Review the listing and copy each line that holds the word "would".
-------- EXERCISE INPUT
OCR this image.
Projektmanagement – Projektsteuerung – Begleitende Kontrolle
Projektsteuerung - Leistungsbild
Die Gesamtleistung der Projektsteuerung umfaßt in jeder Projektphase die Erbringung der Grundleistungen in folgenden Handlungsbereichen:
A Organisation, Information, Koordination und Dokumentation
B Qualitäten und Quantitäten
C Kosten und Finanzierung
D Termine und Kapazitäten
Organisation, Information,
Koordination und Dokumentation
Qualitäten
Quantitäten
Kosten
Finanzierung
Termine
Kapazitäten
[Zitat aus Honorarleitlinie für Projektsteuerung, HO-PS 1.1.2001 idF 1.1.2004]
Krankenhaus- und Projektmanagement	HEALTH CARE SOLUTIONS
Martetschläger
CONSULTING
----------------
-------- EXERCISE INPUT
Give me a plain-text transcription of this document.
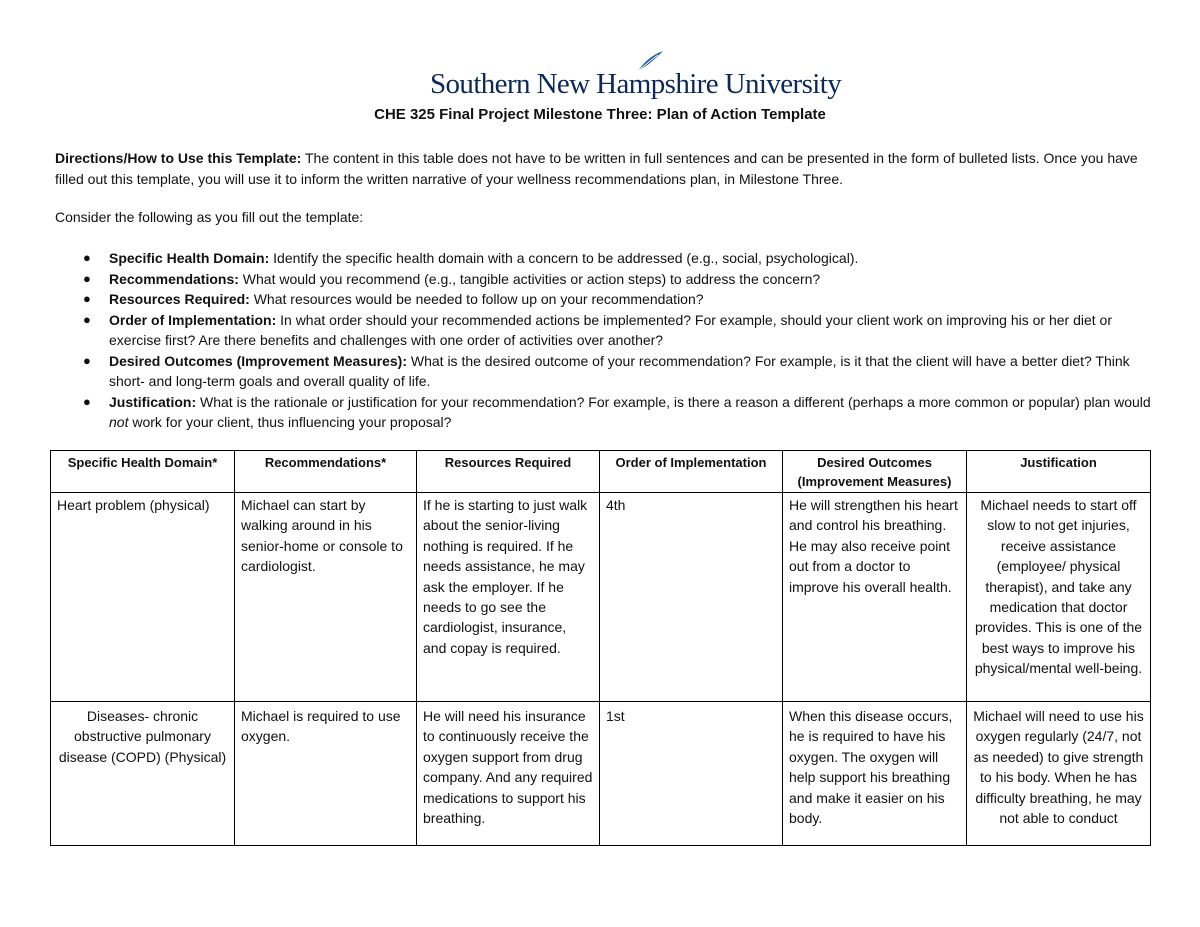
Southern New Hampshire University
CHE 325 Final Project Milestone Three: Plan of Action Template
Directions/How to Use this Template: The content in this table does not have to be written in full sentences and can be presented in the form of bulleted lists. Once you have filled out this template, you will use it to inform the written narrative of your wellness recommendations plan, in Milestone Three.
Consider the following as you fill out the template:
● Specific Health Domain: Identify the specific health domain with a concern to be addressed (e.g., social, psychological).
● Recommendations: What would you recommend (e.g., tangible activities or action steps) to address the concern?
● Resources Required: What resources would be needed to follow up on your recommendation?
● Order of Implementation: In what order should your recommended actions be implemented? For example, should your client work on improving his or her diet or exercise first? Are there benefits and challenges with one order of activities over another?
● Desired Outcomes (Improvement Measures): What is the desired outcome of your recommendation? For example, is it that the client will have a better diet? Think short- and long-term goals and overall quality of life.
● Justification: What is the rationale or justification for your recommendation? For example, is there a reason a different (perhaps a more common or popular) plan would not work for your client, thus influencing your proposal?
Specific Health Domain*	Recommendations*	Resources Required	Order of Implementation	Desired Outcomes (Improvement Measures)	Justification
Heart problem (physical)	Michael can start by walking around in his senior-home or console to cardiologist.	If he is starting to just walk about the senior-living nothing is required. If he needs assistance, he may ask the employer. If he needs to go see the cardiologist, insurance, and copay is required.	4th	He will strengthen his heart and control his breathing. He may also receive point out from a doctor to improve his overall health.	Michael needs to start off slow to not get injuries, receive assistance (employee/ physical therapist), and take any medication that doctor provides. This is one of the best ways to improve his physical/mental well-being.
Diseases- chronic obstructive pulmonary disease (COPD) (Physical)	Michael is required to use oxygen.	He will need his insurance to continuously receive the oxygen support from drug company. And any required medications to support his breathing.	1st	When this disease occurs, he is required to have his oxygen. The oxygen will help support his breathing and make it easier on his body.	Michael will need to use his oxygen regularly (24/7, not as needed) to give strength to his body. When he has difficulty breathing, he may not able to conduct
----------------
*TASK OUTPUT:*
● Recommendations: What would you recommend (e.g., tangible activities or action steps) to address the concern?
● Resources Required: What resources would be needed to follow up on your recommendation?
● Justification: What is the rationale or justification for your recommendation? For example, is there a reason a different (perhaps a more common or popular) plan would not work for your client, thus influencing your proposal?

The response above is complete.